____ MATERIAL TO PROCESS
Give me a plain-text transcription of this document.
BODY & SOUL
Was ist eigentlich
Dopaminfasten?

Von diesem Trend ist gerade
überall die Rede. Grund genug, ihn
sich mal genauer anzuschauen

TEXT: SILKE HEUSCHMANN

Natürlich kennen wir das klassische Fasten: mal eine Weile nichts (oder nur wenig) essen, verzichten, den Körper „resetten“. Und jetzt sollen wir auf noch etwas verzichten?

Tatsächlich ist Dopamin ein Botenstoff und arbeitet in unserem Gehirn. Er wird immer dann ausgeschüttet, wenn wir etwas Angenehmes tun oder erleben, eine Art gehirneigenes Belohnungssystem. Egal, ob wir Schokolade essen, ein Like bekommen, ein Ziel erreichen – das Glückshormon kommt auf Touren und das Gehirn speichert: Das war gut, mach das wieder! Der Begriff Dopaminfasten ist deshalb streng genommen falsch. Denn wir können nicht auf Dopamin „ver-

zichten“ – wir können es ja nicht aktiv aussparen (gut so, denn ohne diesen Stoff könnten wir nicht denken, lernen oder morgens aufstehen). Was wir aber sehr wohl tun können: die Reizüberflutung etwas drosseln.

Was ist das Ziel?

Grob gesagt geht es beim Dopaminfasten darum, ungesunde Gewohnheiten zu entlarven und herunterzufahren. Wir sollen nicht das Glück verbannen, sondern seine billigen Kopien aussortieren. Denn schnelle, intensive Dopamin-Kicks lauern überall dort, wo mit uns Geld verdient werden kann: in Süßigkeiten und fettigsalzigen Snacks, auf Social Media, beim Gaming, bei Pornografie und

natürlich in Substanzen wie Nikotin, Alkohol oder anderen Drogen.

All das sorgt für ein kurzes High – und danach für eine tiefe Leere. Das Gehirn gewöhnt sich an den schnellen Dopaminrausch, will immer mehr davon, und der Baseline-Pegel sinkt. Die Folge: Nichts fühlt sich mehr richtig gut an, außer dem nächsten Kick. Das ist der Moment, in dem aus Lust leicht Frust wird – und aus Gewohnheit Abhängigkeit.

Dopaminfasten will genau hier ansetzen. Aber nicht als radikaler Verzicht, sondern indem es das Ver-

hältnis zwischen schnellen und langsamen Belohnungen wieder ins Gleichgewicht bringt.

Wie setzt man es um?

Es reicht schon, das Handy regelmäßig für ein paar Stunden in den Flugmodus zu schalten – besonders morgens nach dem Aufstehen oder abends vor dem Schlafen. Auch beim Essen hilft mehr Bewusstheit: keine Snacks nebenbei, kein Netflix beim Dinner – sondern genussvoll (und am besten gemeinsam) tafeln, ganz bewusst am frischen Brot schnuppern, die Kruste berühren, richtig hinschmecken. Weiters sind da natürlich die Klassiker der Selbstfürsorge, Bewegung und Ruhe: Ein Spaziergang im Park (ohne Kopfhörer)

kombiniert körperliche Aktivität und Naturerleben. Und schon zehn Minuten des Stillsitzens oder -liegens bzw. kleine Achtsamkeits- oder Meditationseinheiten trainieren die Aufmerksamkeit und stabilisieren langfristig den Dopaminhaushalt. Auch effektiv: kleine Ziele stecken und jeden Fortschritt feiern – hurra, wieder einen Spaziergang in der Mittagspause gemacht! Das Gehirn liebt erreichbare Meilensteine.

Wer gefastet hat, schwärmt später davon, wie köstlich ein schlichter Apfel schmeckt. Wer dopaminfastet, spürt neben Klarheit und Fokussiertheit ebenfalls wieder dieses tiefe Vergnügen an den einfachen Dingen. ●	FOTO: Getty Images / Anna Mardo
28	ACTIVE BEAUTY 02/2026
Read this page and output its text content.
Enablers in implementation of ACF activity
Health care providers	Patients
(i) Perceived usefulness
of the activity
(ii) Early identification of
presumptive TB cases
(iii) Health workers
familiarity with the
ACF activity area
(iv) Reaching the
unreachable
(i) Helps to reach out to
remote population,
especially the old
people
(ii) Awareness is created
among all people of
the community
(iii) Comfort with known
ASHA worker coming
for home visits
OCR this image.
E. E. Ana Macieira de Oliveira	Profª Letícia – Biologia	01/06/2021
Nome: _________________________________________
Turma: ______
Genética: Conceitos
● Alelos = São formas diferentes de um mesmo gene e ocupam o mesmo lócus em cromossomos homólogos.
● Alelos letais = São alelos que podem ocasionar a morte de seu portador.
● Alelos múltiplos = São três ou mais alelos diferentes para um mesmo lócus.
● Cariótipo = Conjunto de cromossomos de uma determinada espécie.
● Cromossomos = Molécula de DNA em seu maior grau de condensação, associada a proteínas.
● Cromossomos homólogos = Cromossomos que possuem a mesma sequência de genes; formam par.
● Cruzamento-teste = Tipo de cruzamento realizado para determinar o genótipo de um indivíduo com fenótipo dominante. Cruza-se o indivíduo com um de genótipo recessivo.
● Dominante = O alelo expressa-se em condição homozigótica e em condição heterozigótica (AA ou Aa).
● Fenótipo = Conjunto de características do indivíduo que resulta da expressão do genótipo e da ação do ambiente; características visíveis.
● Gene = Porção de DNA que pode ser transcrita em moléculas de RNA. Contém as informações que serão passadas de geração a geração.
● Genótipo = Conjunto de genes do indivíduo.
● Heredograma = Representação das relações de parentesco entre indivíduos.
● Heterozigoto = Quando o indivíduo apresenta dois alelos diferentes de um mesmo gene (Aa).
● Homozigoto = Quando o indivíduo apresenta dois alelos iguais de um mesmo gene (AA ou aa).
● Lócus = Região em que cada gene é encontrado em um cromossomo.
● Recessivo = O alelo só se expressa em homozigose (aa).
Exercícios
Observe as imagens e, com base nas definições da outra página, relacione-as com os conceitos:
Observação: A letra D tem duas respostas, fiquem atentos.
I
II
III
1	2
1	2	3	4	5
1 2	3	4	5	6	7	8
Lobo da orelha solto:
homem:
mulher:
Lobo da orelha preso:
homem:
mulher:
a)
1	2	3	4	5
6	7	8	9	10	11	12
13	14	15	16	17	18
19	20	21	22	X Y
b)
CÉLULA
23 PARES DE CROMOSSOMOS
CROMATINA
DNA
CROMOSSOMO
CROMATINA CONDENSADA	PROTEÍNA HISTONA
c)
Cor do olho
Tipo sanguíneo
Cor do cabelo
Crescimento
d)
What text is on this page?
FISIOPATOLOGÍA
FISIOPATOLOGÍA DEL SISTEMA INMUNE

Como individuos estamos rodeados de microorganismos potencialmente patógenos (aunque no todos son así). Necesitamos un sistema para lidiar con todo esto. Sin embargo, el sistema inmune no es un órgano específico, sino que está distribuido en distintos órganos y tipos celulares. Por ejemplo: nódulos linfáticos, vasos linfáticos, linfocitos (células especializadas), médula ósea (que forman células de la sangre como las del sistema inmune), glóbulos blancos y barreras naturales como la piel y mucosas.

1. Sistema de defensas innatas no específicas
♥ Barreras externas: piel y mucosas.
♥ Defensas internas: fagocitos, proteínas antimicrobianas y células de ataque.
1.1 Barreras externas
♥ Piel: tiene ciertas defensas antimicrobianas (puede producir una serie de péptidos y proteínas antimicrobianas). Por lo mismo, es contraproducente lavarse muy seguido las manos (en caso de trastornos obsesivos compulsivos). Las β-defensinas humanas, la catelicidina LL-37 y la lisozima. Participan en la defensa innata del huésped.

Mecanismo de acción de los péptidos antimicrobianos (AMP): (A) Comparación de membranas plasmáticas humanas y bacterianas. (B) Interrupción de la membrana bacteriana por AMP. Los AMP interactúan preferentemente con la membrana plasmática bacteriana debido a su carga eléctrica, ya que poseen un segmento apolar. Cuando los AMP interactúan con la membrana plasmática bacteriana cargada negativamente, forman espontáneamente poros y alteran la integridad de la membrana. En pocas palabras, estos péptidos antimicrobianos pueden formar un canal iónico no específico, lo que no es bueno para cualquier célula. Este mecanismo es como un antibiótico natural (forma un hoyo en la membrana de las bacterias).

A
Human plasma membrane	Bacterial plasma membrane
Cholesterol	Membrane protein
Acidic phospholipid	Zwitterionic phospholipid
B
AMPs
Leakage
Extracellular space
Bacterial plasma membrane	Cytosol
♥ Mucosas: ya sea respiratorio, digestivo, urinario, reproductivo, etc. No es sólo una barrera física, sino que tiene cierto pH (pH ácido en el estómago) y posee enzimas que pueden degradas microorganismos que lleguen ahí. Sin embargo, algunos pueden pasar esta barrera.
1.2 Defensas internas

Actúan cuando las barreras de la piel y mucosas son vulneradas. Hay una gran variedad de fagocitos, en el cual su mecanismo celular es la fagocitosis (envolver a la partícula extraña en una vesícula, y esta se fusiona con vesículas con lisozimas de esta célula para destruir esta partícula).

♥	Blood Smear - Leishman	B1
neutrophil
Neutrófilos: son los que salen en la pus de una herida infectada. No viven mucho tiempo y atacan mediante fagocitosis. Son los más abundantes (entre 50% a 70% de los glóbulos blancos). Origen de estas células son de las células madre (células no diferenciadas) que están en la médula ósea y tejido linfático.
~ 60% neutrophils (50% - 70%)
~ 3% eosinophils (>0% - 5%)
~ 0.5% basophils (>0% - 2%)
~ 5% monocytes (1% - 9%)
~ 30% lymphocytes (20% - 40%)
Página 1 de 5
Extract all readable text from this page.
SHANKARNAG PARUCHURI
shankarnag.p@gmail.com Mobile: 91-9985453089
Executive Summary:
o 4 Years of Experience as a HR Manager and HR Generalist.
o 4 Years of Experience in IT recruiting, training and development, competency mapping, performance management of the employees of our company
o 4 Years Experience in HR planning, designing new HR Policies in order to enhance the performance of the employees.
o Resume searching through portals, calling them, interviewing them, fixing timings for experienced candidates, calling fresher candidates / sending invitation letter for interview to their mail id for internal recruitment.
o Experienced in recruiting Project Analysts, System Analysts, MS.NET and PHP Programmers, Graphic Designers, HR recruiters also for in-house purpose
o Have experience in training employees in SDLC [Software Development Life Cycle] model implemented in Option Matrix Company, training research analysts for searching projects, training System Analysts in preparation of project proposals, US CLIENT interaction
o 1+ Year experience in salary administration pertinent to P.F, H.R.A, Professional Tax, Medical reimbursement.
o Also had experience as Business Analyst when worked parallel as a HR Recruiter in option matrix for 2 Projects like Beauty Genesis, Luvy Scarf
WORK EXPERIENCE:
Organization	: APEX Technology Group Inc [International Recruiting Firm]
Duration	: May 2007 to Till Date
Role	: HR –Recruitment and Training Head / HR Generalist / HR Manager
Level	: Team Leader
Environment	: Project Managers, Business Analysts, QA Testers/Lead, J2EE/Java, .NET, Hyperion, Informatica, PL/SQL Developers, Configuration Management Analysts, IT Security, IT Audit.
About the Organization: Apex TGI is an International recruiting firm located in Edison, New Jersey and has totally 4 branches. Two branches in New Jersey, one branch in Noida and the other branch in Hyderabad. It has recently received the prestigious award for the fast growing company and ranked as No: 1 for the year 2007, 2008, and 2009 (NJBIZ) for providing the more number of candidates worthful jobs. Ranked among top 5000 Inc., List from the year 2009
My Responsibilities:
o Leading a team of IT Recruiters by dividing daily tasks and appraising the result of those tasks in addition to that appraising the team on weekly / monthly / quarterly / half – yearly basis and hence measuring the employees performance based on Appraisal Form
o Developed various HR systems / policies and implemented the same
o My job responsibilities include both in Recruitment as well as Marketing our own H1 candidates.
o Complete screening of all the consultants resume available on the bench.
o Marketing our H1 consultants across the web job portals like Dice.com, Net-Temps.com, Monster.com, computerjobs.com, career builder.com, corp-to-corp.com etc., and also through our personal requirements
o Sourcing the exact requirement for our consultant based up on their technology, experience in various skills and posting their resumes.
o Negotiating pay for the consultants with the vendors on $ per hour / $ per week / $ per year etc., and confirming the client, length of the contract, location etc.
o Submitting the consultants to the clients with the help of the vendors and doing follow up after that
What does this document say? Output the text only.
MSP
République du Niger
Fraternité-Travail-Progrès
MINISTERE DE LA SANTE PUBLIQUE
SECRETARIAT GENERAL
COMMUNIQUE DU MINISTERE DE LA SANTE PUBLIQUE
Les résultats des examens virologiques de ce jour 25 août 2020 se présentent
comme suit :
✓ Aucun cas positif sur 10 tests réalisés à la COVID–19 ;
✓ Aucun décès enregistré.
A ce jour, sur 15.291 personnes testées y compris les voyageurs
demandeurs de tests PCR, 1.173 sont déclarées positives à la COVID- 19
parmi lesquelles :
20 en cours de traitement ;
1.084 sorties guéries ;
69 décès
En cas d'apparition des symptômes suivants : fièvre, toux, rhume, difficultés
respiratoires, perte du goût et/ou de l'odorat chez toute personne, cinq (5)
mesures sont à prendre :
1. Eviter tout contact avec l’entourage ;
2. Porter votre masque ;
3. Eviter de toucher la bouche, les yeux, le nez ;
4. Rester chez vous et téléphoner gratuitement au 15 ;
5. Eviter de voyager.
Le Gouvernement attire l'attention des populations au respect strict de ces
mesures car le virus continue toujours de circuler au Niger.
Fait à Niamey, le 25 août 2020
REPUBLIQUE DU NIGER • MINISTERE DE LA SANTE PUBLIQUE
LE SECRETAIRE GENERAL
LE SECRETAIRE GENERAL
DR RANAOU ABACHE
________
**WHAT TO DO**
The answer must be the lines from the one containing "What does this" to the final line of the data above, copied exactly, both included, with nothing added.

**EXERCISE OUTPUT**
What does this document say? Output the text only.
MSP
République du Niger
Fraternité-Travail-Progrès
MINISTERE DE LA SANTE PUBLIQUE
SECRETARIAT GENERAL
COMMUNIQUE DU MINISTERE DE LA SANTE PUBLIQUE
Les résultats des examens virologiques de ce jour 25 août 2020 se présentent
comme suit :
✓ Aucun cas positif sur 10 tests réalisés à la COVID–19 ;
✓ Aucun décès enregistré.
A ce jour, sur 15.291 personnes testées y compris les voyageurs
demandeurs de tests PCR, 1.173 sont déclarées positives à la COVID- 19
parmi lesquelles :
20 en cours de traitement ;
1.084 sorties guéries ;
69 décès
En cas d'apparition des symptômes suivants : fièvre, toux, rhume, difficultés
respiratoires, perte du goût et/ou de l'odorat chez toute personne, cinq (5)
mesures sont à prendre :
1. Eviter tout contact avec l’entourage ;
2. Porter votre masque ;
3. Eviter de toucher la bouche, les yeux, le nez ;
4. Rester chez vous et téléphoner gratuitement au 15 ;
5. Eviter de voyager.
Le Gouvernement attire l'attention des populations au respect strict de ces
mesures car le virus continue toujours de circuler au Niger.
Fait à Niamey, le 25 août 2020
REPUBLIQUE DU NIGER • MINISTERE DE LA SANTE PUBLIQUE
LE SECRETAIRE GENERAL
LE SECRETAIRE GENERAL
DR RANAOU ABACHE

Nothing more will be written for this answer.